- **TASK PROMPT**: Transcribe every line exactly and omit anything that is a picture.

- **MATERIAL SUPPLIED**:
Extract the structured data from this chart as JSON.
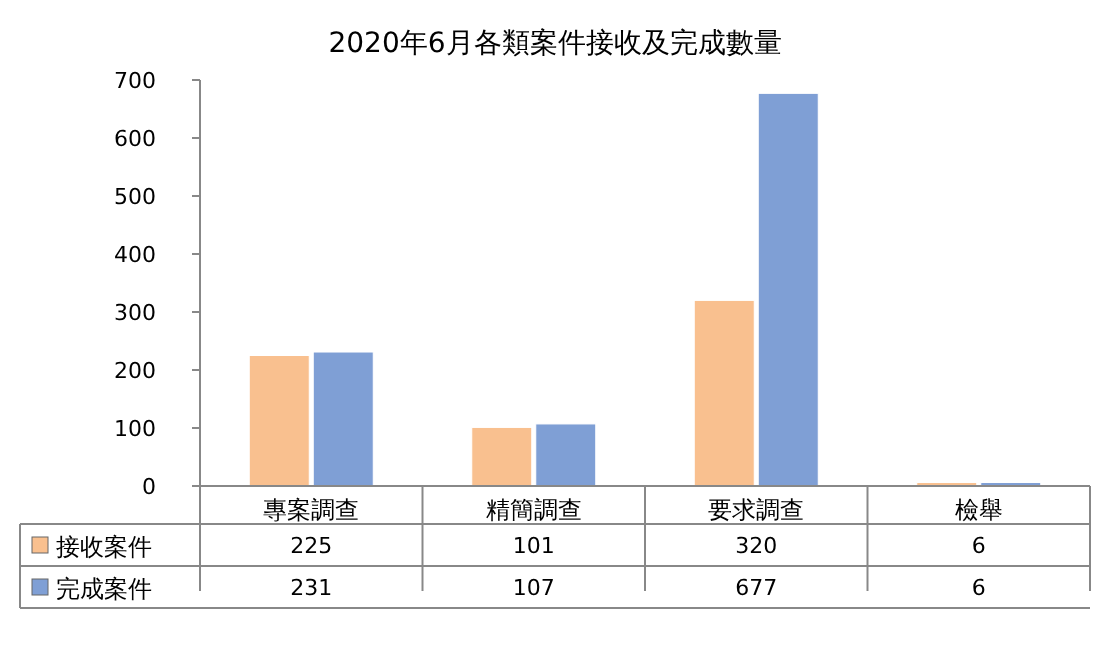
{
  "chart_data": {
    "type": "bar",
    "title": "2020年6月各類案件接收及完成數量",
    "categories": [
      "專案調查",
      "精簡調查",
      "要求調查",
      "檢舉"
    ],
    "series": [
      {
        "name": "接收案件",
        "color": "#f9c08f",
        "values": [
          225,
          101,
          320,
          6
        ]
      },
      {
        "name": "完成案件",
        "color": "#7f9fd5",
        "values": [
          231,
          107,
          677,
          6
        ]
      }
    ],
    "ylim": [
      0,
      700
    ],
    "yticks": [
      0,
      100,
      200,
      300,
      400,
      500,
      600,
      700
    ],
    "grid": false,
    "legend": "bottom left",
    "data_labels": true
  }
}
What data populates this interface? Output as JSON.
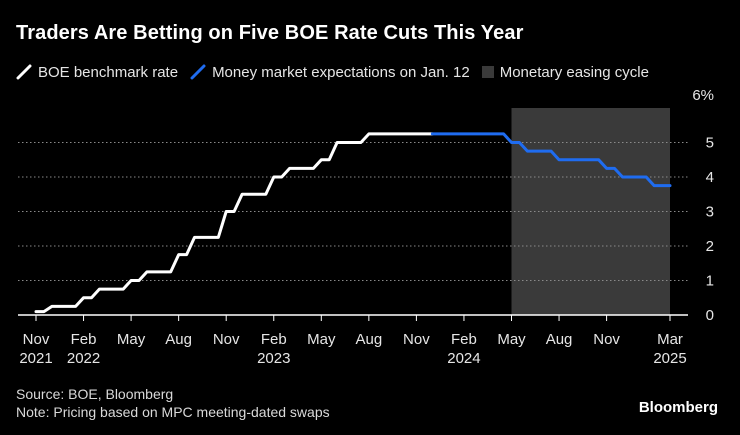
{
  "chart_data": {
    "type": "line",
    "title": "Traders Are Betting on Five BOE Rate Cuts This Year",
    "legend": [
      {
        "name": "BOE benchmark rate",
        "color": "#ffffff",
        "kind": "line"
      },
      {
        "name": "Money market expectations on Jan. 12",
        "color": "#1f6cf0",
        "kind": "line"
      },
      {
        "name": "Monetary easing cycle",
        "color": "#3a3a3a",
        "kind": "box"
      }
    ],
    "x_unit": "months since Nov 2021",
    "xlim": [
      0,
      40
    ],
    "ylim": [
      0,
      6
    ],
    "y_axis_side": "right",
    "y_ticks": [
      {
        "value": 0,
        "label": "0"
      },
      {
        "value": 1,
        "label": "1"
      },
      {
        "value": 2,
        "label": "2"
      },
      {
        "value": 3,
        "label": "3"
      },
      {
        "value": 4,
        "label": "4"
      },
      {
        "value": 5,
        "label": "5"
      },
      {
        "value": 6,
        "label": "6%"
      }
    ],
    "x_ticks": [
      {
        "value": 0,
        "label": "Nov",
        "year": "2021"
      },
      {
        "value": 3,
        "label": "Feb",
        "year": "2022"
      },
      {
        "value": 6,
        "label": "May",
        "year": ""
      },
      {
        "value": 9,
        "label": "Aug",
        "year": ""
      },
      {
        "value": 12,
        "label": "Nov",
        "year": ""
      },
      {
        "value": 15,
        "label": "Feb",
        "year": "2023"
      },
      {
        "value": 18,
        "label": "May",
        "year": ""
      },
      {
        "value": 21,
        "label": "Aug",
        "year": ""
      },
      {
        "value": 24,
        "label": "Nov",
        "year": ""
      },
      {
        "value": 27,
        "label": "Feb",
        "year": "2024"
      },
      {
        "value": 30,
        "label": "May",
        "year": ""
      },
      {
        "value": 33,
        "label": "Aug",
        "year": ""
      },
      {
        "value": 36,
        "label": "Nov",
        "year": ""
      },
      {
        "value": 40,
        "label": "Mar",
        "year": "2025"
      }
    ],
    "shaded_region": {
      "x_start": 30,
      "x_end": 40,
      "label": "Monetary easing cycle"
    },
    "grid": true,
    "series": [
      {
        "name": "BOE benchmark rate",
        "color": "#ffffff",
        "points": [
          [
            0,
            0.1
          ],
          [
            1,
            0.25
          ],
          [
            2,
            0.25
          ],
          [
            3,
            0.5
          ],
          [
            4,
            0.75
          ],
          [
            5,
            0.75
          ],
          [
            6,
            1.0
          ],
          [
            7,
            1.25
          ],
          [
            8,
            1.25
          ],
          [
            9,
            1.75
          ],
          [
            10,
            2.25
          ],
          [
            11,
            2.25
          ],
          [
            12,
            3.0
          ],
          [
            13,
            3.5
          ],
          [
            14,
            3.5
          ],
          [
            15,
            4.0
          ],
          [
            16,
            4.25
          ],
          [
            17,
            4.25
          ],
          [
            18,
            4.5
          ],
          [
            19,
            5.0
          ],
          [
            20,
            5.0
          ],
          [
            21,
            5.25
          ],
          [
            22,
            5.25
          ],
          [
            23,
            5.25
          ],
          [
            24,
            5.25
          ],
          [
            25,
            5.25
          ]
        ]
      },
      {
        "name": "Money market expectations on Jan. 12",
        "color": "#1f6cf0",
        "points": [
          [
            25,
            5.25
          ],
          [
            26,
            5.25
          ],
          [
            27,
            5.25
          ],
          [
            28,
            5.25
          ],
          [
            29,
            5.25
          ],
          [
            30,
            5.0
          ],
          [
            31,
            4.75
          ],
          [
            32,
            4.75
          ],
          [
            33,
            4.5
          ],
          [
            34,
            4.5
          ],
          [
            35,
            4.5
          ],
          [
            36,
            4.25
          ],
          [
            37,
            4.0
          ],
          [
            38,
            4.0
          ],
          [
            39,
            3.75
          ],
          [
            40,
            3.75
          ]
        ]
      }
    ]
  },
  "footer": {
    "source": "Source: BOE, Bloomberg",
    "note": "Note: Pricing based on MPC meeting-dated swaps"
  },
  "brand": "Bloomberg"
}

- **EXERCISE RESULT**:
Extract the structured data from this chart as JSON.
{
  "chart_data": {
    "type": "bar",
    "title": "2020年6月各類案件接收及完成數量",
    "categories": [
      "專案調查",
      "精簡調查",
      "要求調查",
      "檢舉"
    ],
    "series": [
      {
        "name": "接收案件",
        "color": "#f9c08f",
        "values": [
          225,
          101,
          320,
          6
        ]
      },
      {
        "name": "完成案件",
        "color": "#7f9fd5",
        "values": [
          231,
          107,
          677,
          6
        ]
      }
    ],
    "ylim": [
      0,
      700
    ],
    "yticks": [
      0,
      100,
      200,
      300,
      400,
      500,
      600,
      700
    ],
    "grid": false,
    "legend": "bottom left",
    "data_labels": true
  }
}
What data populates this interface? Output as JSON.
{
  "chart_data": {
    "type": "line",
    "title": "Traders Are Betting on Five BOE Rate Cuts This Year",
    "legend": [
      {
        "name": "BOE benchmark rate",
        "color": "#ffffff",
        "kind": "line"
      },
      {
        "name": "Money market expectations on Jan. 12",
        "color": "#1f6cf0",
        "kind": "line"
      },
      {
        "name": "Monetary easing cycle",
        "color": "#3a3a3a",
        "kind": "box"
      }
    ],
    "x_unit": "months since Nov 2021",
    "xlim": [
      0,
      40
    ],
    "ylim": [
      0,
      6
    ],
    "y_axis_side": "right",
    "y_ticks": [
      {
        "value": 0,
        "label": "0"
      },
      {
        "value": 1,
        "label": "1"
      },
      {
        "value": 2,
        "label": "2"
      },
      {
        "value": 3,
        "label": "3"
      },
      {
        "value": 4,
        "label": "4"
      },
      {
        "value": 5,
        "label": "5"
      },
      {
        "value": 6,
        "label": "6%"
      }
    ],
    "x_ticks": [
      {
        "value": 0,
        "label": "Nov",
        "year": "2021"
      },
      {
        "value": 3,
        "label": "Feb",
        "year": "2022"
      },
      {
        "value": 6,
        "label": "May",
        "year": ""
      },
      {
        "value": 9,
        "label": "Aug",
        "year": ""
      },
      {
        "value": 12,
        "label": "Nov",
        "year": ""
      },
      {
        "value": 15,
        "label": "Feb",
        "year": "2023"
      },
      {
        "value": 18,
        "label": "May",
        "year": ""
      },
      {
        "value": 21,
        "label": "Aug",
        "year": ""
      },
      {
        "value": 24,
        "label": "Nov",
        "year": ""
      },
      {
        "value": 27,
        "label": "Feb",
        "year": "2024"
      },
      {
        "value": 30,
        "label": "May",
        "year": ""
      },
      {
        "value": 33,
        "label": "Aug",
        "year": ""
      },
      {
        "value": 36,
        "label": "Nov",
        "year": ""
      },
      {
        "value": 40,
        "label": "Mar",
        "year": "2025"
      }
    ],
    "shaded_region": {
      "x_start": 30,
      "x_end": 40,
      "label": "Monetary easing cycle"
    },
    "grid": true,
    "series": [
      {
        "name": "BOE benchmark rate",
        "color": "#ffffff",
        "points": [
          [
            0,
            0.1
          ],
          [
            1,
            0.25
          ],
          [
            2,
            0.25
          ],
          [
            3,
            0.5
          ],
          [
            4,
            0.75
          ],
          [
            5,
            0.75
          ],
          [
            6,
            1.0
          ],
          [
            7,
            1.25
          ],
          [
            8,
            1.25
          ],
          [
            9,
            1.75
          ],
          [
            10,
            2.25
          ],
          [
            11,
            2.25
          ],
          [
            12,
            3.0
          ],
          [
            13,
            3.5
          ],
          [
            14,
            3.5
          ],
          [
            15,
            4.0
          ],
          [
            16,
            4.25
          ],
          [
            17,
            4.25
          ],
          [
            18,
            4.5
          ],
          [
            19,
            5.0
          ],
          [
            20,
            5.0
          ],
          [
            21,
            5.25
          ],
          [
            22,
            5.25
          ],
          [
            23,
            5.25
          ],
          [
            24,
            5.25
          ],
          [
            25,
            5.25
          ]
        ]
      },
      {
        "name": "Money market expectations on Jan. 12",
        "color": "#1f6cf0",
        "points": [
          [
            25,
            5.25
          ],
          [
            26,
            5.25
          ],
          [
            27,
            5.25
          ],
          [
            28,
            5.25
          ],
          [
            29,
            5.25
          ],
          [
            30,
            5.0
          ],
          [
            31,
            4.75
          ],
          [
            32,
            4.75
          ],
          [
            33,
            4.5
          ],
          [
            34,
            4.5
          ],
          [
            35,
            4.5
          ],
          [
            36,
            4.25
          ],
          [
            37,
            4.0
          ],
          [
            38,
            4.0
          ],
          [
            39,
            3.75
          ],
          [
            40,
            3.75
          ]
        ]
      }
    ]
  },
  "footer": {
    "source": "Source: BOE, Bloomberg",
    "note": "Note: Pricing based on MPC meeting-dated swaps"
  },
  "brand": "Bloomberg"
}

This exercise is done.